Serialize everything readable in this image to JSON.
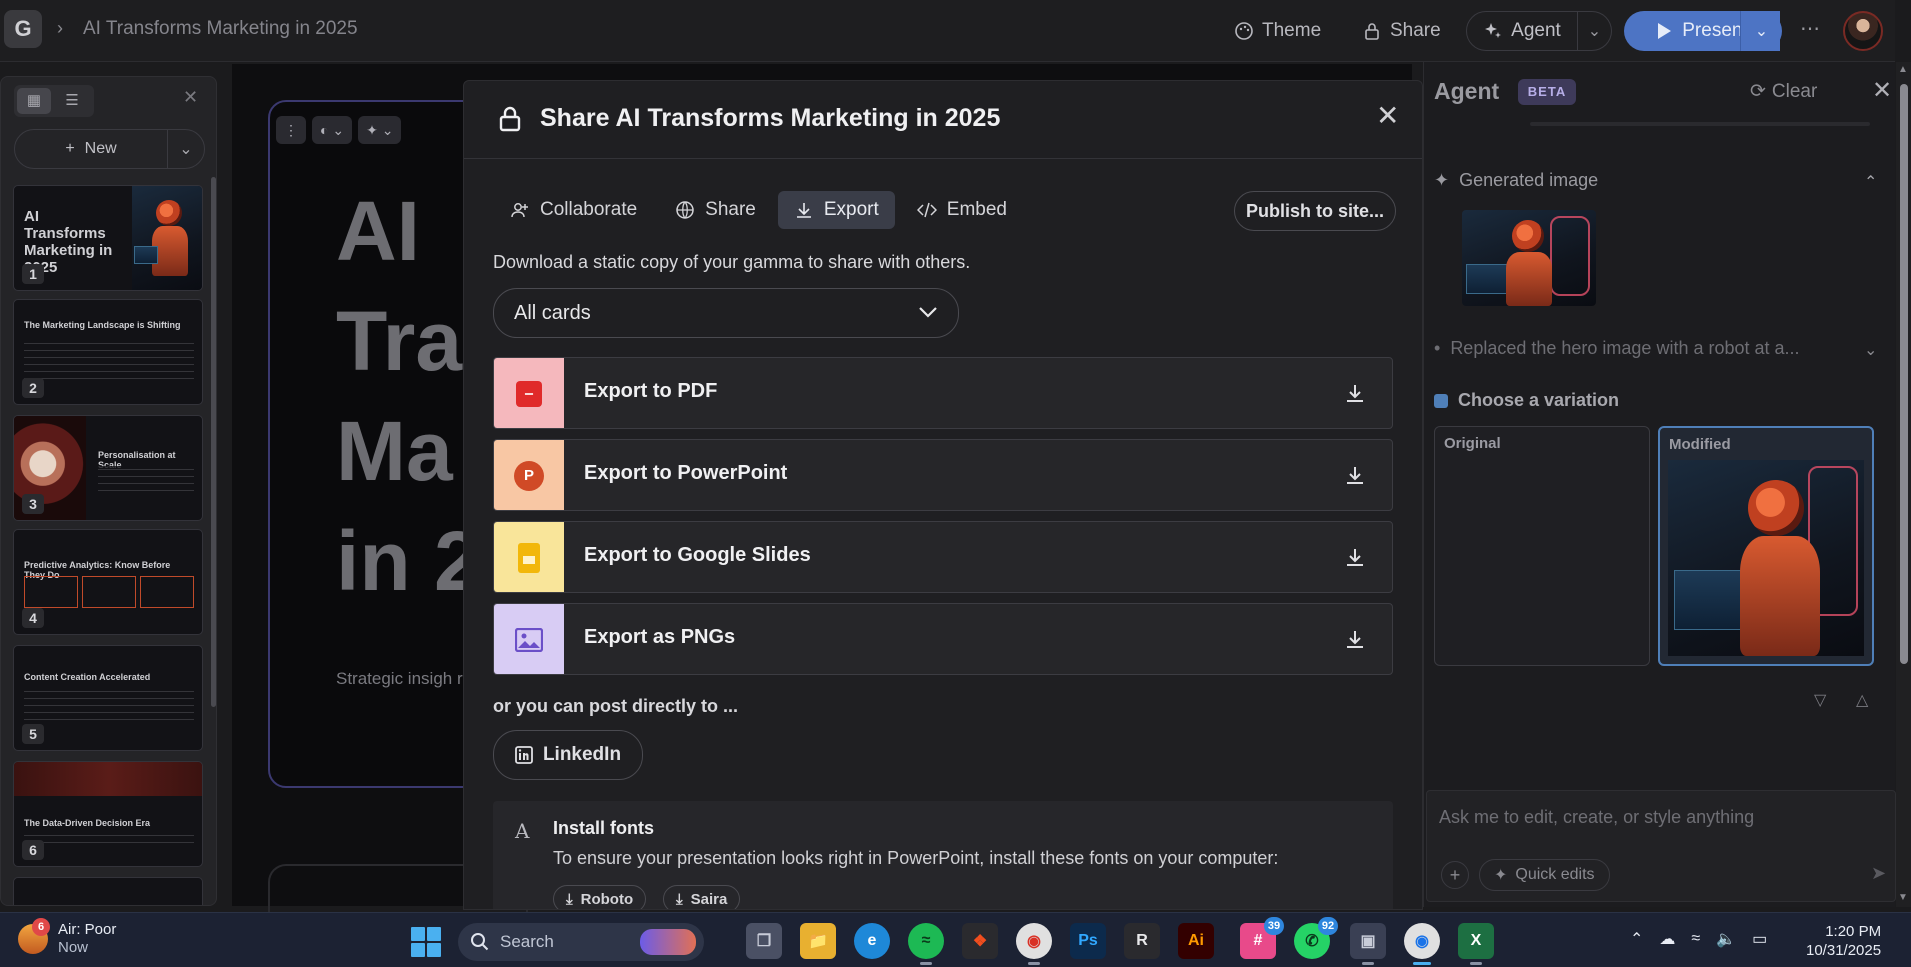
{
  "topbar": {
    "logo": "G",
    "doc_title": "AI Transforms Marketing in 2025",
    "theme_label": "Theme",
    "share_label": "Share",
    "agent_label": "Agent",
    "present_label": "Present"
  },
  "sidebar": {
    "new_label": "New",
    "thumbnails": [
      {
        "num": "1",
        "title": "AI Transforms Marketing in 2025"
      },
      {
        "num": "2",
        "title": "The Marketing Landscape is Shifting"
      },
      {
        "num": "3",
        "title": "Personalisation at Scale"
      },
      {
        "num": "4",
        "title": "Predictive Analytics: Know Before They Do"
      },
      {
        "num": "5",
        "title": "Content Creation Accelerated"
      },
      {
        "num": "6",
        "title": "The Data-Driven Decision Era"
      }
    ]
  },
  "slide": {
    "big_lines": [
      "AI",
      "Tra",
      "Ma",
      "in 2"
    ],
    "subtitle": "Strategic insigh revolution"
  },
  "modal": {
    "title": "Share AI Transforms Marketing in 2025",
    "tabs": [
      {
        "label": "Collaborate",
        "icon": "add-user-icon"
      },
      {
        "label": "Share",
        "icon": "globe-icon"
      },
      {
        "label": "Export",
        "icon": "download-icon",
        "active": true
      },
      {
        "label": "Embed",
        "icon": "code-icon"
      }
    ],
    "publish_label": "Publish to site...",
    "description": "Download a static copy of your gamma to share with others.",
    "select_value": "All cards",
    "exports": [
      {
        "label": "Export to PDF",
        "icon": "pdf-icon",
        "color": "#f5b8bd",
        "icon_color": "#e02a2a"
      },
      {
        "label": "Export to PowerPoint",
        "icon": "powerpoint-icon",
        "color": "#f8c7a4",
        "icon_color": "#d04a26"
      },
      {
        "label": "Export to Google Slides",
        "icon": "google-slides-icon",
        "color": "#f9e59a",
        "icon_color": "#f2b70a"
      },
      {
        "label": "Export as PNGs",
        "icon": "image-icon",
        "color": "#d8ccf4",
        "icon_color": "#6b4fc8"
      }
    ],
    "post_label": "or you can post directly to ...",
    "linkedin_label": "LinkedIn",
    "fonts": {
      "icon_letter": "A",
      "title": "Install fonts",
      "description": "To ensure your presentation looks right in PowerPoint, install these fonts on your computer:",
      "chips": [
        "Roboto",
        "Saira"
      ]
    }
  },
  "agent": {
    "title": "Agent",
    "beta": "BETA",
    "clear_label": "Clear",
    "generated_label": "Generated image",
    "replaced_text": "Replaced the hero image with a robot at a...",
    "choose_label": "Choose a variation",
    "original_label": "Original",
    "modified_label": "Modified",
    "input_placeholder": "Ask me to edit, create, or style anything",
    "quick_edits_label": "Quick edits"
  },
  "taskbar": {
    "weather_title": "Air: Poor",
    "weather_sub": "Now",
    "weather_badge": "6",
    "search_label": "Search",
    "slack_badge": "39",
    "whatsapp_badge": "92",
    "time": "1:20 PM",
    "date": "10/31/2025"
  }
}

□ □ □ □

▶ _PROBLEM TO SOLVE_: Looking at the data above, show all lines where the word "image" occurs.

▶ _REPLY TO THE EXERCISE_:
Serialize everything readable in this image to JSON.
        "icon": "image-icon",
    "generated_label": "Generated image",
    "replaced_text": "Replaced the hero image with a robot at a...",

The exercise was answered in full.